━━ Input for this task

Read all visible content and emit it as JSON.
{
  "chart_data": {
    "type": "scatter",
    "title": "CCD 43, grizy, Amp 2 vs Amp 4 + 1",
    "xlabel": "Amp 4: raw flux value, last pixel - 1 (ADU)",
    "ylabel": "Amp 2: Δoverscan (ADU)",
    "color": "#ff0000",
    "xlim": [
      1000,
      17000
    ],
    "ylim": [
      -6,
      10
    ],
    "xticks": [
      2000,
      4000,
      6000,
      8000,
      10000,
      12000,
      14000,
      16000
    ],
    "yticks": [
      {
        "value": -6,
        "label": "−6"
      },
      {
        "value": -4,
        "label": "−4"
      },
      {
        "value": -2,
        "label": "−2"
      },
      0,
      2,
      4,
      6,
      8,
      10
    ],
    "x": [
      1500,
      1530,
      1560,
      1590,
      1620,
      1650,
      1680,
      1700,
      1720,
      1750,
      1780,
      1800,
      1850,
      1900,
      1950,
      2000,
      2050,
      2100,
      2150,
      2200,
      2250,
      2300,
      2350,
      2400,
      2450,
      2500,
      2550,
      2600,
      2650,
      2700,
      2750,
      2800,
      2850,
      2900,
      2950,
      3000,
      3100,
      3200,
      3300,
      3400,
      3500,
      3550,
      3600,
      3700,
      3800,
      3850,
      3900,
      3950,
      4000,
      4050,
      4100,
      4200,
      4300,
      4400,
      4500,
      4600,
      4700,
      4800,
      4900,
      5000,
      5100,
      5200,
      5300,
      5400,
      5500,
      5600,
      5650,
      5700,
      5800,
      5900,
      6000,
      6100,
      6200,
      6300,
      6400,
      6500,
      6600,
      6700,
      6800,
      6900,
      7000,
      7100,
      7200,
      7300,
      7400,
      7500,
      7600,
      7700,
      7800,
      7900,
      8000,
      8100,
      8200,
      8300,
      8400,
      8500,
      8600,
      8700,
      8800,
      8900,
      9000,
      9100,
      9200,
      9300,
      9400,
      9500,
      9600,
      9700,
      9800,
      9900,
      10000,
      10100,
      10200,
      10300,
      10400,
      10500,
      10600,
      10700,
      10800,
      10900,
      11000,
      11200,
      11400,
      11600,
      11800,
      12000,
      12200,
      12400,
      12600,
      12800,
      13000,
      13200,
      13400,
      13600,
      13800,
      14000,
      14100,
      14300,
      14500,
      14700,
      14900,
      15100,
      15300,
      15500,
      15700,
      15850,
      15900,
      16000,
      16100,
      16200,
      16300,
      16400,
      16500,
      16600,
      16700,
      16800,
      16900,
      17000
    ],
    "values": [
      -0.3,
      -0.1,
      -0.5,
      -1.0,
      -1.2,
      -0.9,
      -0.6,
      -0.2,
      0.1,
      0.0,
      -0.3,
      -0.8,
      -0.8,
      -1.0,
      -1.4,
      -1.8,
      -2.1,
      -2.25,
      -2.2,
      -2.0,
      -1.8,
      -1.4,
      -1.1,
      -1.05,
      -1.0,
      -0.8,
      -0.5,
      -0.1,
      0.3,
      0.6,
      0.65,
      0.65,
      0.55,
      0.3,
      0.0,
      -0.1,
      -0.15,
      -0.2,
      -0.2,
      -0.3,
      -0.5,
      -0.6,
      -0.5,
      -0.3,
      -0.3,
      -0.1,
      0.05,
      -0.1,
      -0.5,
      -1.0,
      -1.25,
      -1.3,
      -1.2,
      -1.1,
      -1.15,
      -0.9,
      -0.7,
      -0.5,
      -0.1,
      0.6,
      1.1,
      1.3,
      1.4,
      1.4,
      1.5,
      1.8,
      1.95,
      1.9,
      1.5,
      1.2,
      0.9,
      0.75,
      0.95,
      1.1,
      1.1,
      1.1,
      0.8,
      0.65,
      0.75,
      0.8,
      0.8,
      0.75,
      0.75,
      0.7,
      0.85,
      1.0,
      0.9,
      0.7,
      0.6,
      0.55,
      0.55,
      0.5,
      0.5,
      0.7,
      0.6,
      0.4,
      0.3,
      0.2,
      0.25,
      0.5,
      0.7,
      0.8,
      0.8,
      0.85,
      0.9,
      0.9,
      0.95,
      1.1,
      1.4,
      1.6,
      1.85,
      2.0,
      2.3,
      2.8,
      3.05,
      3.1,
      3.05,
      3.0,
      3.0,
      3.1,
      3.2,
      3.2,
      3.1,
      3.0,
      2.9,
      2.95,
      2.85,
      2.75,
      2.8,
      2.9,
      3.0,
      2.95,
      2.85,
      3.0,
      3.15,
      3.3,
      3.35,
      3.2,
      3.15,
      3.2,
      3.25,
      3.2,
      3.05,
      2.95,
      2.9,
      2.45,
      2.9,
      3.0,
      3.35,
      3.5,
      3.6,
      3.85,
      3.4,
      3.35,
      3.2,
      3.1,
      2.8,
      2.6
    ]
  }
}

━━━━

> **Short task**
Each line of the material should be duplicated exactly, please.

> **Complete output**
Read all visible content and emit it as JSON.
{
  "chart_data": {
    "type": "scatter",
    "title": "CCD 43, grizy, Amp 2 vs Amp 4 + 1",
    "xlabel": "Amp 4: raw flux value, last pixel - 1 (ADU)",
    "ylabel": "Amp 2: Δoverscan (ADU)",
    "color": "#ff0000",
    "xlim": [
      1000,
      17000
    ],
    "ylim": [
      -6,
      10
    ],
    "xticks": [
      2000,
      4000,
      6000,
      8000,
      10000,
      12000,
      14000,
      16000
    ],
    "yticks": [
      {
        "value": -6,
        "label": "−6"
      },
      {
        "value": -4,
        "label": "−4"
      },
      {
        "value": -2,
        "label": "−2"
      },
      0,
      2,
      4,
      6,
      8,
      10
    ],
    "x": [
      1500,
      1530,
      1560,
      1590,
      1620,
      1650,
      1680,
      1700,
      1720,
      1750,
      1780,
      1800,
      1850,
      1900,
      1950,
      2000,
      2050,
      2100,
      2150,
      2200,
      2250,
      2300,
      2350,
      2400,
      2450,
      2500,
      2550,
      2600,
      2650,
      2700,
      2750,
      2800,
      2850,
      2900,
      2950,
      3000,
      3100,
      3200,
      3300,
      3400,
      3500,
      3550,
      3600,
      3700,
      3800,
      3850,
      3900,
      3950,
      4000,
      4050,
      4100,
      4200,
      4300,
      4400,
      4500,
      4600,
      4700,
      4800,
      4900,
      5000,
      5100,
      5200,
      5300,
      5400,
      5500,
      5600,
      5650,
      5700,
      5800,
      5900,
      6000,
      6100,
      6200,
      6300,
      6400,
      6500,
      6600,
      6700,
      6800,
      6900,
      7000,
      7100,
      7200,
      7300,
      7400,
      7500,
      7600,
      7700,
      7800,
      7900,
      8000,
      8100,
      8200,
      8300,
      8400,
      8500,
      8600,
      8700,
      8800,
      8900,
      9000,
      9100,
      9200,
      9300,
      9400,
      9500,
      9600,
      9700,
      9800,
      9900,
      10000,
      10100,
      10200,
      10300,
      10400,
      10500,
      10600,
      10700,
      10800,
      10900,
      11000,
      11200,
      11400,
      11600,
      11800,
      12000,
      12200,
      12400,
      12600,
      12800,
      13000,
      13200,
      13400,
      13600,
      13800,
      14000,
      14100,
      14300,
      14500,
      14700,
      14900,
      15100,
      15300,
      15500,
      15700,
      15850,
      15900,
      16000,
      16100,
      16200,
      16300,
      16400,
      16500,
      16600,
      16700,
      16800,
      16900,
      17000
    ],
    "values": [
      -0.3,
      -0.1,
      -0.5,
      -1.0,
      -1.2,
      -0.9,
      -0.6,
      -0.2,
      0.1,
      0.0,
      -0.3,
      -0.8,
      -0.8,
      -1.0,
      -1.4,
      -1.8,
      -2.1,
      -2.25,
      -2.2,
      -2.0,
      -1.8,
      -1.4,
      -1.1,
      -1.05,
      -1.0,
      -0.8,
      -0.5,
      -0.1,
      0.3,
      0.6,
      0.65,
      0.65,
      0.55,
      0.3,
      0.0,
      -0.1,
      -0.15,
      -0.2,
      -0.2,
      -0.3,
      -0.5,
      -0.6,
      -0.5,
      -0.3,
      -0.3,
      -0.1,
      0.05,
      -0.1,
      -0.5,
      -1.0,
      -1.25,
      -1.3,
      -1.2,
      -1.1,
      -1.15,
      -0.9,
      -0.7,
      -0.5,
      -0.1,
      0.6,
      1.1,
      1.3,
      1.4,
      1.4,
      1.5,
      1.8,
      1.95,
      1.9,
      1.5,
      1.2,
      0.9,
      0.75,
      0.95,
      1.1,
      1.1,
      1.1,
      0.8,
      0.65,
      0.75,
      0.8,
      0.8,
      0.75,
      0.75,
      0.7,
      0.85,
      1.0,
      0.9,
      0.7,
      0.6,
      0.55,
      0.55,
      0.5,
      0.5,
      0.7,
      0.6,
      0.4,
      0.3,
      0.2,
      0.25,
      0.5,
      0.7,
      0.8,
      0.8,
      0.85,
      0.9,
      0.9,
      0.95,
      1.1,
      1.4,
      1.6,
      1.85,
      2.0,
      2.3,
      2.8,
      3.05,
      3.1,
      3.05,
      3.0,
      3.0,
      3.1,
      3.2,
      3.2,
      3.1,
      3.0,
      2.9,
      2.95,
      2.85,
      2.75,
      2.8,
      2.9,
      3.0,
      2.95,
      2.85,
      3.0,
      3.15,
      3.3,
      3.35,
      3.2,
      3.15,
      3.2,
      3.25,
      3.2,
      3.05,
      2.95,
      2.9,
      2.45,
      2.9,
      3.0,
      3.35,
      3.5,
      3.6,
      3.85,
      3.4,
      3.35,
      3.2,
      3.1,
      2.8,
      2.6
    ]
  }
}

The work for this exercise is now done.